Write each line out exactly, leaving none out.

Records for the exercise.
━━━━━━━━━━
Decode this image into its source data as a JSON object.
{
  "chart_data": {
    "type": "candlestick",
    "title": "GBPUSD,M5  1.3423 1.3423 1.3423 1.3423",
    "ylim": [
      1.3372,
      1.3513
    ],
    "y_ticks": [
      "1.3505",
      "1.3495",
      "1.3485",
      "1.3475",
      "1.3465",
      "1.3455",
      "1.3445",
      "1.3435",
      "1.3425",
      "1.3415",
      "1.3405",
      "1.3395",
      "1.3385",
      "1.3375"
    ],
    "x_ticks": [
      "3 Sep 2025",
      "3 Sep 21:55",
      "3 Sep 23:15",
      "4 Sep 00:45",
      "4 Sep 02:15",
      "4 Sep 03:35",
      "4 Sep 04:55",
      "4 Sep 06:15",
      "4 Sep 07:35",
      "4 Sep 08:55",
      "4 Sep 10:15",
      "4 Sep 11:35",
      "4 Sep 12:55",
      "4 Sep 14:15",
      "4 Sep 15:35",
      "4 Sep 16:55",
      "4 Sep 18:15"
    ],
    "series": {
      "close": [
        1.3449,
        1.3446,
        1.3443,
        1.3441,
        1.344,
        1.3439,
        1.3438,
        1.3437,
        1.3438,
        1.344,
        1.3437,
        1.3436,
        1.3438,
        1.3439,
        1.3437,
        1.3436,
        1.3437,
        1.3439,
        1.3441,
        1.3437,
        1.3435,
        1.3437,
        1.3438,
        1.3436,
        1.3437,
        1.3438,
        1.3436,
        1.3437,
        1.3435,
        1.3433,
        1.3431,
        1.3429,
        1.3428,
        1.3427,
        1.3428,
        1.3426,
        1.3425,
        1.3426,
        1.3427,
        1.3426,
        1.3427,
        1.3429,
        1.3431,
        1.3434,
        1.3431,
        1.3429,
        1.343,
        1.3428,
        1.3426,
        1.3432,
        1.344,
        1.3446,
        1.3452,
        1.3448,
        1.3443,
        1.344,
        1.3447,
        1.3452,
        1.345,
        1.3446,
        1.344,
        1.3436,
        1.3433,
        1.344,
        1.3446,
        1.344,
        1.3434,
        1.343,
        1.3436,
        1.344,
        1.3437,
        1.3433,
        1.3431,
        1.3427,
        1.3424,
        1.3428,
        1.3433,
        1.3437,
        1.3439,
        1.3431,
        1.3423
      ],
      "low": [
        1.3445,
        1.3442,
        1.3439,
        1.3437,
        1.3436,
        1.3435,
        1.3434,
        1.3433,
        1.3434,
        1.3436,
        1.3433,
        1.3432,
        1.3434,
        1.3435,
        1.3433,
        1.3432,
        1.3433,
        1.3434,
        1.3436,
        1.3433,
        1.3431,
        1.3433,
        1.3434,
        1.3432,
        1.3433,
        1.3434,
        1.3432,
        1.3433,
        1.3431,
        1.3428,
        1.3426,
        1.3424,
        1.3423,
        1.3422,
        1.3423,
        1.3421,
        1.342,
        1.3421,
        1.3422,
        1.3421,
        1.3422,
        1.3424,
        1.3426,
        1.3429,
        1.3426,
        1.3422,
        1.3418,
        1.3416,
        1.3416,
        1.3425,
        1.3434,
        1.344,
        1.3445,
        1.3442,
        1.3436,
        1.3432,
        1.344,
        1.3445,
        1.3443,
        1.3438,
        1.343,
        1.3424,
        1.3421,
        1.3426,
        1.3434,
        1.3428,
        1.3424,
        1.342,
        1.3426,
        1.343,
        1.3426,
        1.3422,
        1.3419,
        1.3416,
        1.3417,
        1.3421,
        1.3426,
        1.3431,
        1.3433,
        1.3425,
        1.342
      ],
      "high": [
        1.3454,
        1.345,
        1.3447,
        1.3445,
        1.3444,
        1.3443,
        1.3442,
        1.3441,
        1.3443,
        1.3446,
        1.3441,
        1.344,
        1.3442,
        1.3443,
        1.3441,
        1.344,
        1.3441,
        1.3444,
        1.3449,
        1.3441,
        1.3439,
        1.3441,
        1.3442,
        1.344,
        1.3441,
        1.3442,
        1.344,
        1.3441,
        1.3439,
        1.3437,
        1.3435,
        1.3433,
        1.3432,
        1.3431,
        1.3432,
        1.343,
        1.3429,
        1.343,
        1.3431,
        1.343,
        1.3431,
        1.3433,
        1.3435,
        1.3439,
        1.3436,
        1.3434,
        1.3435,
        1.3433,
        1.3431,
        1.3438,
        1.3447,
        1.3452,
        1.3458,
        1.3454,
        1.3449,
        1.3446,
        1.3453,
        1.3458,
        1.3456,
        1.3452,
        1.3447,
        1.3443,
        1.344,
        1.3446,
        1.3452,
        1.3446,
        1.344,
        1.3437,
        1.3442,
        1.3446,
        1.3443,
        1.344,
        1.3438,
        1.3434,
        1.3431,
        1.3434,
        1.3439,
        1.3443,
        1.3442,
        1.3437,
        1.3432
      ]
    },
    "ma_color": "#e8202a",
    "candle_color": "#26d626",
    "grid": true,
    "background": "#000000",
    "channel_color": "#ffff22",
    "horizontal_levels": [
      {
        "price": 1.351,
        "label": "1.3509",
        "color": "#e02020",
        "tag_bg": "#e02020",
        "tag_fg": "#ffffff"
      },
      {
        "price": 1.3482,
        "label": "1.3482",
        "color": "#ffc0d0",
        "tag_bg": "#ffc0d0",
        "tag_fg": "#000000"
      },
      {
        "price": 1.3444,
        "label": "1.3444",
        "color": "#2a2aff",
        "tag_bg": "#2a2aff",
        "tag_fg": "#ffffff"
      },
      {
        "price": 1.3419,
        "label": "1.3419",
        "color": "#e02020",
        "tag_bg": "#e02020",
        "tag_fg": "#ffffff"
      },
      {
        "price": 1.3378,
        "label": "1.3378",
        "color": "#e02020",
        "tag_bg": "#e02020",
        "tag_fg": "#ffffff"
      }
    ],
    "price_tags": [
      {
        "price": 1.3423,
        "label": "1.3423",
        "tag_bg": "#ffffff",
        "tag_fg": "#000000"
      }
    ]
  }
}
━━━━━━━━━━
Complete answer.
Decode this image into its source data as a JSON object.
{
  "chart_data": {
    "type": "candlestick",
    "title": "GBPUSD,M5  1.3423 1.3423 1.3423 1.3423",
    "ylim": [
      1.3372,
      1.3513
    ],
    "y_ticks": [
      "1.3505",
      "1.3495",
      "1.3485",
      "1.3475",
      "1.3465",
      "1.3455",
      "1.3445",
      "1.3435",
      "1.3425",
      "1.3415",
      "1.3405",
      "1.3395",
      "1.3385",
      "1.3375"
    ],
    "x_ticks": [
      "3 Sep 2025",
      "3 Sep 21:55",
      "3 Sep 23:15",
      "4 Sep 00:45",
      "4 Sep 02:15",
      "4 Sep 03:35",
      "4 Sep 04:55",
      "4 Sep 06:15",
      "4 Sep 07:35",
      "4 Sep 08:55",
      "4 Sep 10:15",
      "4 Sep 11:35",
      "4 Sep 12:55",
      "4 Sep 14:15",
      "4 Sep 15:35",
      "4 Sep 16:55",
      "4 Sep 18:15"
    ],
    "series": {
      "close": [
        1.3449,
        1.3446,
        1.3443,
        1.3441,
        1.344,
        1.3439,
        1.3438,
        1.3437,
        1.3438,
        1.344,
        1.3437,
        1.3436,
        1.3438,
        1.3439,
        1.3437,
        1.3436,
        1.3437,
        1.3439,
        1.3441,
        1.3437,
        1.3435,
        1.3437,
        1.3438,
        1.3436,
        1.3437,
        1.3438,
        1.3436,
        1.3437,
        1.3435,
        1.3433,
        1.3431,
        1.3429,
        1.3428,
        1.3427,
        1.3428,
        1.3426,
        1.3425,
        1.3426,
        1.3427,
        1.3426,
        1.3427,
        1.3429,
        1.3431,
        1.3434,
        1.3431,
        1.3429,
        1.343,
        1.3428,
        1.3426,
        1.3432,
        1.344,
        1.3446,
        1.3452,
        1.3448,
        1.3443,
        1.344,
        1.3447,
        1.3452,
        1.345,
        1.3446,
        1.344,
        1.3436,
        1.3433,
        1.344,
        1.3446,
        1.344,
        1.3434,
        1.343,
        1.3436,
        1.344,
        1.3437,
        1.3433,
        1.3431,
        1.3427,
        1.3424,
        1.3428,
        1.3433,
        1.3437,
        1.3439,
        1.3431,
        1.3423
      ],
      "low": [
        1.3445,
        1.3442,
        1.3439,
        1.3437,
        1.3436,
        1.3435,
        1.3434,
        1.3433,
        1.3434,
        1.3436,
        1.3433,
        1.3432,
        1.3434,
        1.3435,
        1.3433,
        1.3432,
        1.3433,
        1.3434,
        1.3436,
        1.3433,
        1.3431,
        1.3433,
        1.3434,
        1.3432,
        1.3433,
        1.3434,
        1.3432,
        1.3433,
        1.3431,
        1.3428,
        1.3426,
        1.3424,
        1.3423,
        1.3422,
        1.3423,
        1.3421,
        1.342,
        1.3421,
        1.3422,
        1.3421,
        1.3422,
        1.3424,
        1.3426,
        1.3429,
        1.3426,
        1.3422,
        1.3418,
        1.3416,
        1.3416,
        1.3425,
        1.3434,
        1.344,
        1.3445,
        1.3442,
        1.3436,
        1.3432,
        1.344,
        1.3445,
        1.3443,
        1.3438,
        1.343,
        1.3424,
        1.3421,
        1.3426,
        1.3434,
        1.3428,
        1.3424,
        1.342,
        1.3426,
        1.343,
        1.3426,
        1.3422,
        1.3419,
        1.3416,
        1.3417,
        1.3421,
        1.3426,
        1.3431,
        1.3433,
        1.3425,
        1.342
      ],
      "high": [
        1.3454,
        1.345,
        1.3447,
        1.3445,
        1.3444,
        1.3443,
        1.3442,
        1.3441,
        1.3443,
        1.3446,
        1.3441,
        1.344,
        1.3442,
        1.3443,
        1.3441,
        1.344,
        1.3441,
        1.3444,
        1.3449,
        1.3441,
        1.3439,
        1.3441,
        1.3442,
        1.344,
        1.3441,
        1.3442,
        1.344,
        1.3441,
        1.3439,
        1.3437,
        1.3435,
        1.3433,
        1.3432,
        1.3431,
        1.3432,
        1.343,
        1.3429,
        1.343,
        1.3431,
        1.343,
        1.3431,
        1.3433,
        1.3435,
        1.3439,
        1.3436,
        1.3434,
        1.3435,
        1.3433,
        1.3431,
        1.3438,
        1.3447,
        1.3452,
        1.3458,
        1.3454,
        1.3449,
        1.3446,
        1.3453,
        1.3458,
        1.3456,
        1.3452,
        1.3447,
        1.3443,
        1.344,
        1.3446,
        1.3452,
        1.3446,
        1.344,
        1.3437,
        1.3442,
        1.3446,
        1.3443,
        1.344,
        1.3438,
        1.3434,
        1.3431,
        1.3434,
        1.3439,
        1.3443,
        1.3442,
        1.3437,
        1.3432
      ]
    },
    "ma_color": "#e8202a",
    "candle_color": "#26d626",
    "grid": true,
    "background": "#000000",
    "channel_color": "#ffff22",
    "horizontal_levels": [
      {
        "price": 1.351,
        "label": "1.3509",
        "color": "#e02020",
        "tag_bg": "#e02020",
        "tag_fg": "#ffffff"
      },
      {
        "price": 1.3482,
        "label": "1.3482",
        "color": "#ffc0d0",
        "tag_bg": "#ffc0d0",
        "tag_fg": "#000000"
      },
      {
        "price": 1.3444,
        "label": "1.3444",
        "color": "#2a2aff",
        "tag_bg": "#2a2aff",
        "tag_fg": "#ffffff"
      },
      {
        "price": 1.3419,
        "label": "1.3419",
        "color": "#e02020",
        "tag_bg": "#e02020",
        "tag_fg": "#ffffff"
      },
      {
        "price": 1.3378,
        "label": "1.3378",
        "color": "#e02020",
        "tag_bg": "#e02020",
        "tag_fg": "#ffffff"
      }
    ],
    "price_tags": [
      {
        "price": 1.3423,
        "label": "1.3423",
        "tag_bg": "#ffffff",
        "tag_fg": "#000000"
      }
    ]
  }
}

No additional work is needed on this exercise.